◆ **JOB**
Check every line of the entries below for the word "других", and copy the ones that have it.

* start RECORDS PROVIDED *

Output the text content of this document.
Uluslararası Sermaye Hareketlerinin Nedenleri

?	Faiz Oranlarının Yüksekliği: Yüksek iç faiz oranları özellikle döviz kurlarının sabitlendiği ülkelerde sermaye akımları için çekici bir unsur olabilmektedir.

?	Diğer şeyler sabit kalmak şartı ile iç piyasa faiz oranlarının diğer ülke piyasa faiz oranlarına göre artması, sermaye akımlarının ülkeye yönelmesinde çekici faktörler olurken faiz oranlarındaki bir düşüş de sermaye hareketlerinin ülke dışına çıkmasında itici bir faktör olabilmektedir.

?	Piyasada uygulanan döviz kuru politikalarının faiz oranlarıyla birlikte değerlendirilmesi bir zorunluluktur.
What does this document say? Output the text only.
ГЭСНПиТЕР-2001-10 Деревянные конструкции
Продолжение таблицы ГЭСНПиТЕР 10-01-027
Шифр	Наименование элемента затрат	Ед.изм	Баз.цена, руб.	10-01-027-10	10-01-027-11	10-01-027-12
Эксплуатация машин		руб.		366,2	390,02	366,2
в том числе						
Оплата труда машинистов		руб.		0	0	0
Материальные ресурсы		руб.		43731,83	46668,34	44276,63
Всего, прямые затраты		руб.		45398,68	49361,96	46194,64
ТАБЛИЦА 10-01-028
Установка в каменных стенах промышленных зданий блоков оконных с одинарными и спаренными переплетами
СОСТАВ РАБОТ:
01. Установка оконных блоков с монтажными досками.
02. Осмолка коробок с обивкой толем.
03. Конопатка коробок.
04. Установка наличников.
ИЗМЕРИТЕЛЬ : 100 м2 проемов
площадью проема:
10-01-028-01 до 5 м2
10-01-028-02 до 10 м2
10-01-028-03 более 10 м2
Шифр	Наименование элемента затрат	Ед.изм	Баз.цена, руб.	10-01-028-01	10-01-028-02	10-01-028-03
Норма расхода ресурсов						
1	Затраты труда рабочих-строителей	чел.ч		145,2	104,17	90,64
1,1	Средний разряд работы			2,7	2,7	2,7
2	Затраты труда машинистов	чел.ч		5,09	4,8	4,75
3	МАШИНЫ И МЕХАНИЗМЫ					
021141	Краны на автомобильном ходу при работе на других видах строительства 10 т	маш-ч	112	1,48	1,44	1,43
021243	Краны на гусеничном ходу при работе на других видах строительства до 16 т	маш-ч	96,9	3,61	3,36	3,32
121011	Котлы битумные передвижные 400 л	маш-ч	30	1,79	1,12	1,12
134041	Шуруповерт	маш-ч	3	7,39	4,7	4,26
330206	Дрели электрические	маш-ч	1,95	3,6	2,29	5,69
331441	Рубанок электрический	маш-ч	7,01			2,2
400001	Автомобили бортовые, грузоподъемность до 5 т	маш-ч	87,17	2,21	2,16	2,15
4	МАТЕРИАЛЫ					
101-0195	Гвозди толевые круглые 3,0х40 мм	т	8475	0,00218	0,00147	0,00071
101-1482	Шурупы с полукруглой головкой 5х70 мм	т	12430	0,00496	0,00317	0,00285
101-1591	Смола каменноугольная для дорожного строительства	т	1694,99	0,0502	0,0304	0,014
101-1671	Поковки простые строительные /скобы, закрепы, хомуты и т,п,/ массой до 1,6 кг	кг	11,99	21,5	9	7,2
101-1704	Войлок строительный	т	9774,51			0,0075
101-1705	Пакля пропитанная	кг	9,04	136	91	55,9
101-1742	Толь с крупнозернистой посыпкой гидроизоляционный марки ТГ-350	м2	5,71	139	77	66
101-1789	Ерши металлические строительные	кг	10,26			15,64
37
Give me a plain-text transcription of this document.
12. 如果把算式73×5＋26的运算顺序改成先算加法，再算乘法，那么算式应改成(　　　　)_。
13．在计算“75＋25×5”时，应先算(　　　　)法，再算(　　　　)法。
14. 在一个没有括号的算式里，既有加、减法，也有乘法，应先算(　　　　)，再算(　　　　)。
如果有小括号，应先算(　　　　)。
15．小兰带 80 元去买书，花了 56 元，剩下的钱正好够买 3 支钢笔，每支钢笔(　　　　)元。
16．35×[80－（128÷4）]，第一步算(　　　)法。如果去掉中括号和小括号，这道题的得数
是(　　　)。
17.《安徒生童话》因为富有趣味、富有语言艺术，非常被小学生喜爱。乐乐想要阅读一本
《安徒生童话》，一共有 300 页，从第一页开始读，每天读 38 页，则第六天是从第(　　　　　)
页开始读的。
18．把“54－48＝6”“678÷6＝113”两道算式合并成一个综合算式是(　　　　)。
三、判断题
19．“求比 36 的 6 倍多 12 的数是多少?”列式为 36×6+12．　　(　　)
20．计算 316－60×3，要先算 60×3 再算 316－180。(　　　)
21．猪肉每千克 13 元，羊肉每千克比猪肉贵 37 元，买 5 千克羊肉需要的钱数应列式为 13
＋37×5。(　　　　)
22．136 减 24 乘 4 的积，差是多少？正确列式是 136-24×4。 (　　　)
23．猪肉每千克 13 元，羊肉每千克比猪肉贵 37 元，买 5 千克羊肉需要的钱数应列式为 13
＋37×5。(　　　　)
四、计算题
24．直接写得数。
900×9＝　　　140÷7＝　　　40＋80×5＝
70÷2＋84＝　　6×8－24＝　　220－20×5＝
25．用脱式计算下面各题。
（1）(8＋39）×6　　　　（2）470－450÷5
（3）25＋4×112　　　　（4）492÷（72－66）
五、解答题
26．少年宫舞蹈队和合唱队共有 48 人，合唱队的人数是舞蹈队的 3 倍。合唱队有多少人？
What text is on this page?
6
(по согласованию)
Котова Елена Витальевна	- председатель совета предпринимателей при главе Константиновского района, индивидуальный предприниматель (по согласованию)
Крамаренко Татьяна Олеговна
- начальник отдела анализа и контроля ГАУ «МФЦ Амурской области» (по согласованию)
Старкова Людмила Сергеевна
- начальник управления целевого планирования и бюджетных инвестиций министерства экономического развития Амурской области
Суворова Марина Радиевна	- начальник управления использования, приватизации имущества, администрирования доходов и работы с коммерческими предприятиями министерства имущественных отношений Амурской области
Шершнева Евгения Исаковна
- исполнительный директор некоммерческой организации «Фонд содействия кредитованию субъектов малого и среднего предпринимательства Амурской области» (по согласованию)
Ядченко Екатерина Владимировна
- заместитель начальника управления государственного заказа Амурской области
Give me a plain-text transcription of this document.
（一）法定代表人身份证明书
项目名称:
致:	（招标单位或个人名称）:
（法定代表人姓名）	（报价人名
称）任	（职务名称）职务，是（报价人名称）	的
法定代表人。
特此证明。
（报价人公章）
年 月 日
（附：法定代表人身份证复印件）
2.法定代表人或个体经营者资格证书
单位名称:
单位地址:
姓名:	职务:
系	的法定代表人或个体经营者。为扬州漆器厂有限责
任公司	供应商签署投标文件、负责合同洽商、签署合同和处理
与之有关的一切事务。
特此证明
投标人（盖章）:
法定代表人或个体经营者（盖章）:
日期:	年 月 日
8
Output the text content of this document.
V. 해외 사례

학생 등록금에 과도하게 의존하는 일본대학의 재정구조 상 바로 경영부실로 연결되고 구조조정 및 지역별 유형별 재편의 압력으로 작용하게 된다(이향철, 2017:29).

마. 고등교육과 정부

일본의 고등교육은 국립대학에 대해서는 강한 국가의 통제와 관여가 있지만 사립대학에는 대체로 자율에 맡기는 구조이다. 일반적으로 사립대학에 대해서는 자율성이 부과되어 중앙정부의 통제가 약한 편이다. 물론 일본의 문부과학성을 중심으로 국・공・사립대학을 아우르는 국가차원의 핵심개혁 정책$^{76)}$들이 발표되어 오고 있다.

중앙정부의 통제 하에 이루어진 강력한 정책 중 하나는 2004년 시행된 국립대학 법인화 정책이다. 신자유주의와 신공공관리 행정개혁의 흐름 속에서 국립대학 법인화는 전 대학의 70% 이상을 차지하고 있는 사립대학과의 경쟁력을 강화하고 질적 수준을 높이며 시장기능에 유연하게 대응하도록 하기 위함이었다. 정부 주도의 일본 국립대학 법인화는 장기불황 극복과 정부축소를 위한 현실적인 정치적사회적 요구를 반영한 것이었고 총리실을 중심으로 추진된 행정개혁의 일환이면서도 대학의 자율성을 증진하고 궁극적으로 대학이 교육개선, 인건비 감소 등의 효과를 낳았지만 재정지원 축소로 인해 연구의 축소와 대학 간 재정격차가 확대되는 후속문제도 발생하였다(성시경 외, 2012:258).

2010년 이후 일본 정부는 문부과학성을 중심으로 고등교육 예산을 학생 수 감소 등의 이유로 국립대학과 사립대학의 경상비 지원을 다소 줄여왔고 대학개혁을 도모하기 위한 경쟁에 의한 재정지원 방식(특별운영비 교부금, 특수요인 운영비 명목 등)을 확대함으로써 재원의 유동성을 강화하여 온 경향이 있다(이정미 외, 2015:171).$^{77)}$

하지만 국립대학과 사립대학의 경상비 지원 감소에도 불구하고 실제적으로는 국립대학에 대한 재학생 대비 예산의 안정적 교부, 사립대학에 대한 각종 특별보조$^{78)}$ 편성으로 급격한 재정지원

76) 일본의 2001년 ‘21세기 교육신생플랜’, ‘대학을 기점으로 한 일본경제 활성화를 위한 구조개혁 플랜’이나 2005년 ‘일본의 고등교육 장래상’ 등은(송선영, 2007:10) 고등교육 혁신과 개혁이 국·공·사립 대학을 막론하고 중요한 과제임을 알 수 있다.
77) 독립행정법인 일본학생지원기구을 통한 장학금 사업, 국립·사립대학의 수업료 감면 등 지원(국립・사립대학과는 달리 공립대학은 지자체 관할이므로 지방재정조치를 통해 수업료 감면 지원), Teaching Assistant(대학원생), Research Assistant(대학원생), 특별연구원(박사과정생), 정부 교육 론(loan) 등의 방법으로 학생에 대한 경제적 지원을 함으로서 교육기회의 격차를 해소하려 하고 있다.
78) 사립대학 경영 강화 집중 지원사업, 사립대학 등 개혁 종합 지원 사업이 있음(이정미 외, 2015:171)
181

* end RECORDS PROVIDED *

◆ **TASK SOLUTION**
021141	Краны на автомобильном ходу при работе на других видах строительства 10 т	маш-ч	112	1,48	1,44	1,43
021243	Краны на гусеничном ходу при работе на других видах строительства до 16 т	маш-ч	96,9	3,61	3,36	3,32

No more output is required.